[RAW RECORDS start]

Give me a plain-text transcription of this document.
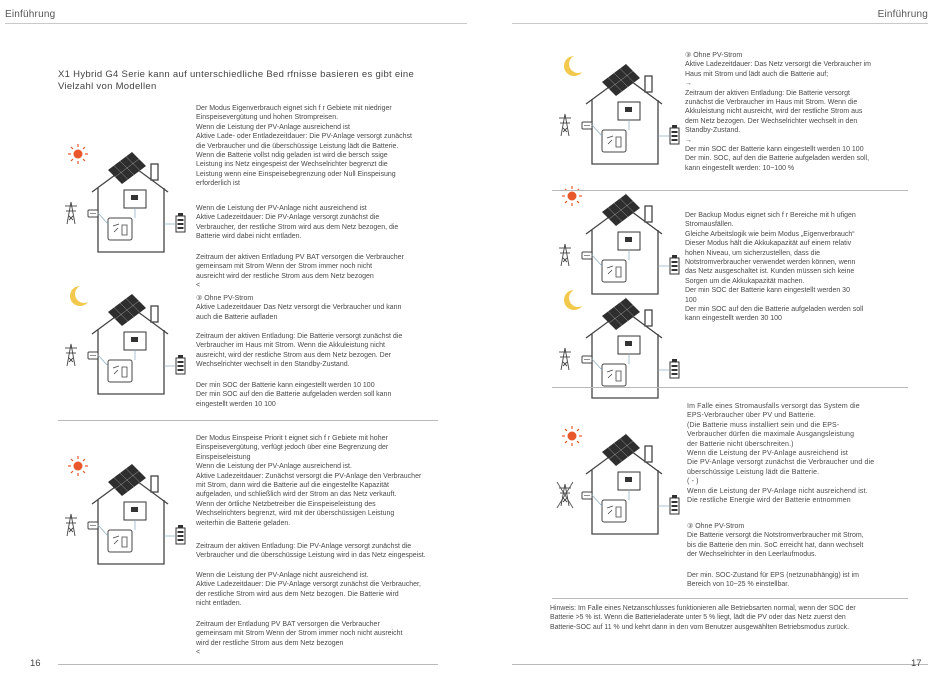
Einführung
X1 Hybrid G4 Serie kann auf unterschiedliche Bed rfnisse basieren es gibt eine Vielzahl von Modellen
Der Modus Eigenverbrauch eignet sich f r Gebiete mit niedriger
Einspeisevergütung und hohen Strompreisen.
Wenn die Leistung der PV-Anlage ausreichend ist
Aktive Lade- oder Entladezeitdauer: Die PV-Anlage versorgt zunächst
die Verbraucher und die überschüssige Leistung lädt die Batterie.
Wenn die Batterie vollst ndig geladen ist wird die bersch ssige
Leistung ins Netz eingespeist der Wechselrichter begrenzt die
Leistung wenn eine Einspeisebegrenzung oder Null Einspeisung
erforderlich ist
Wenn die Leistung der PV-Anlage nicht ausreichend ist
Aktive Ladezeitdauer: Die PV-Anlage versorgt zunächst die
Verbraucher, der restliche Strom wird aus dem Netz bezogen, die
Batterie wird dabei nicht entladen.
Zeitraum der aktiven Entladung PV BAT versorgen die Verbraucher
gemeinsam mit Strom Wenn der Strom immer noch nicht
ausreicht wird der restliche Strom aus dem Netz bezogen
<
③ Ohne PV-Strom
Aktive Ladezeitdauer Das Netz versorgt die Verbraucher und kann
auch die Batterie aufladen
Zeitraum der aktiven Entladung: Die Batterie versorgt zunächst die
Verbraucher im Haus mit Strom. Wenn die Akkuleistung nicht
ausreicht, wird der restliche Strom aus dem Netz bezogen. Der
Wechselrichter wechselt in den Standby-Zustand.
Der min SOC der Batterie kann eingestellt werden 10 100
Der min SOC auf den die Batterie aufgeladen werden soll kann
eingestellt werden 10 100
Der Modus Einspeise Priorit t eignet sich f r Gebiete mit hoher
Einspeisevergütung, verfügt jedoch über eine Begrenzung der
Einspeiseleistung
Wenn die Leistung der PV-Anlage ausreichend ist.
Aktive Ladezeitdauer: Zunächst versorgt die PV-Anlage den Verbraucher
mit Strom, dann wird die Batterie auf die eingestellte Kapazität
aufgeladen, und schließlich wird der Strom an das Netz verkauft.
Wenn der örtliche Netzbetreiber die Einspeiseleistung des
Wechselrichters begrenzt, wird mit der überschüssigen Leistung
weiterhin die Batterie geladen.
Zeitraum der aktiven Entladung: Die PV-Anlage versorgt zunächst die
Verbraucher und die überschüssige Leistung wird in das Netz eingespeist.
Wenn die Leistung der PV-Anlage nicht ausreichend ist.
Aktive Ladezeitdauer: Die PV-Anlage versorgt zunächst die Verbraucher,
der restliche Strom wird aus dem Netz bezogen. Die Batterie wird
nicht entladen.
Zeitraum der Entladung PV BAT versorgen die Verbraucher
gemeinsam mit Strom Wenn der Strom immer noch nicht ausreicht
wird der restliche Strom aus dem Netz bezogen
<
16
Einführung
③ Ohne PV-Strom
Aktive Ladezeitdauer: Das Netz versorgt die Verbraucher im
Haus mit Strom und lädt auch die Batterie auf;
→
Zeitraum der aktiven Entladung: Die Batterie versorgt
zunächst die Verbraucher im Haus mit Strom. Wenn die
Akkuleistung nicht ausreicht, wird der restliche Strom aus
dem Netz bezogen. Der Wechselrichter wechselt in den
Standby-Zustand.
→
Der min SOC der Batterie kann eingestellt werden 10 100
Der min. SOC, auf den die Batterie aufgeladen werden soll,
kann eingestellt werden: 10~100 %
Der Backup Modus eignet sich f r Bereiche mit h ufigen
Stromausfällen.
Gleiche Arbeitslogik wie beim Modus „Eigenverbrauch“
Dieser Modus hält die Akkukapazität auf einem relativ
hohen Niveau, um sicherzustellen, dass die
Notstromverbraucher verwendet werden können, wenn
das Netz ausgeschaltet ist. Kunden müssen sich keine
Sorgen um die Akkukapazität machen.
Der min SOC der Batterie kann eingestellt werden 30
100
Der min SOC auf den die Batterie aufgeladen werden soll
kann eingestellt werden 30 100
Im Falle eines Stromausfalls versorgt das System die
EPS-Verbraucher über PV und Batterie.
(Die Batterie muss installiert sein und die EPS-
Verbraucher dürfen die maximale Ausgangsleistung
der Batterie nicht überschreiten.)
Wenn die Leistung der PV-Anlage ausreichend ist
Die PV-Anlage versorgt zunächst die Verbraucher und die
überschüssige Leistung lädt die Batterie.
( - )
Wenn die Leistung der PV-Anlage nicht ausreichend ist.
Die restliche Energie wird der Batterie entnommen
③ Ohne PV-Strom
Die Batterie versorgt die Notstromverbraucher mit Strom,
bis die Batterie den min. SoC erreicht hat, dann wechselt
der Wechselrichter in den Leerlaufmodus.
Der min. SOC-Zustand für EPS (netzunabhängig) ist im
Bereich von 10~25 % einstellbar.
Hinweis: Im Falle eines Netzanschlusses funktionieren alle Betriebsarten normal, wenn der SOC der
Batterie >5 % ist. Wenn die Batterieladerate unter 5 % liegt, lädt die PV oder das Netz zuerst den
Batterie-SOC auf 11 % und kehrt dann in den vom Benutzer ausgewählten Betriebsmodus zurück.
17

[RAW RECORDS end]
[RAW RECORDS start]

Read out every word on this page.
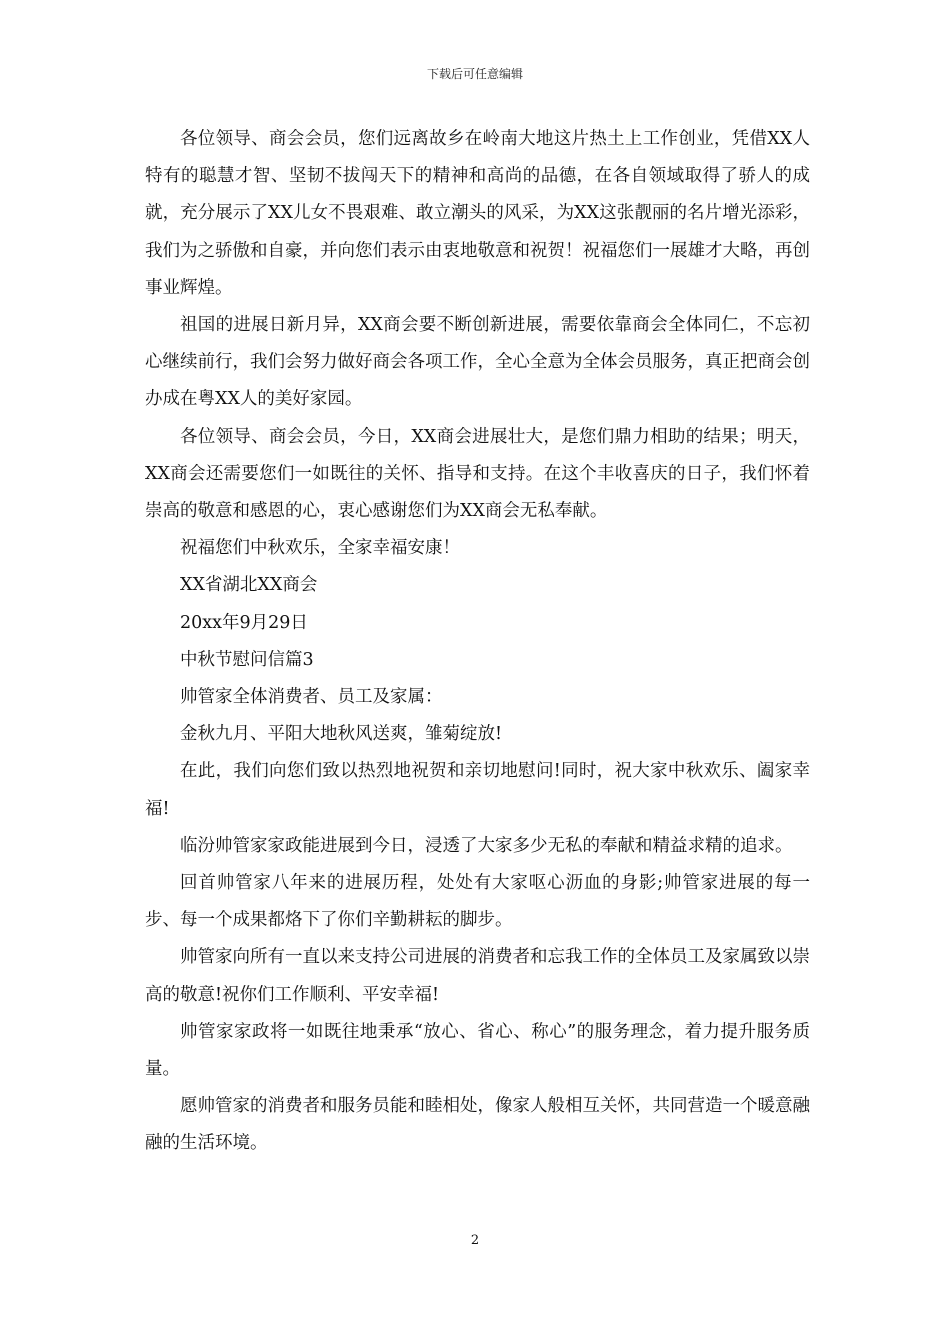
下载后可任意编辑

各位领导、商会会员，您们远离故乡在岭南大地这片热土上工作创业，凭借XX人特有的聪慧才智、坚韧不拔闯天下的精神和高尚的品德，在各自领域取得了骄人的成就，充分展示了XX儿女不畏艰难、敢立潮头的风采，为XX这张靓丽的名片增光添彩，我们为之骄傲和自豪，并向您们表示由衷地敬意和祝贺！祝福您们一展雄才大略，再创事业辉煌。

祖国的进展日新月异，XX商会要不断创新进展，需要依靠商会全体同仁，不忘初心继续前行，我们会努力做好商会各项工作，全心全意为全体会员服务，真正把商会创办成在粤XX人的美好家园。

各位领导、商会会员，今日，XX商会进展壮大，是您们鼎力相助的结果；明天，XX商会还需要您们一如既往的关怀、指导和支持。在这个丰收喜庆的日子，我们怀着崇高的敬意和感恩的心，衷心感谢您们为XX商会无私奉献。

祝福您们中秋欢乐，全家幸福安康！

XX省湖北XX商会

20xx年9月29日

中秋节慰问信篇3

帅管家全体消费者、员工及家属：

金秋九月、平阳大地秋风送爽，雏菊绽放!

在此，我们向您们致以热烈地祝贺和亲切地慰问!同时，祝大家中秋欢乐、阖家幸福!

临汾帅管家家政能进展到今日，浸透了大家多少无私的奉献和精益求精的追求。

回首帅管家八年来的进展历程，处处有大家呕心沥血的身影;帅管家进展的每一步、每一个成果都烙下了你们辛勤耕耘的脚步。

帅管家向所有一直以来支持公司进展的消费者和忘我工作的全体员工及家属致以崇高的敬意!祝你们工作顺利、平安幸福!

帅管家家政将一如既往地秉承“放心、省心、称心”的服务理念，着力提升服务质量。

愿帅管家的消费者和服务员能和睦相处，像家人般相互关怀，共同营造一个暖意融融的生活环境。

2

[RAW RECORDS end]

--- WRITTEN EXERCISE ---
For each line of the entries that includes "ausreicht", show that line.

--- THE OUTPUT ---
ausreicht wird der restliche Strom aus dem Netz bezogen
ausreicht, wird der restliche Strom aus dem Netz bezogen. Der
gemeinsam mit Strom Wenn der Strom immer noch nicht ausreicht
Akkuleistung nicht ausreicht, wird der restliche Strom aus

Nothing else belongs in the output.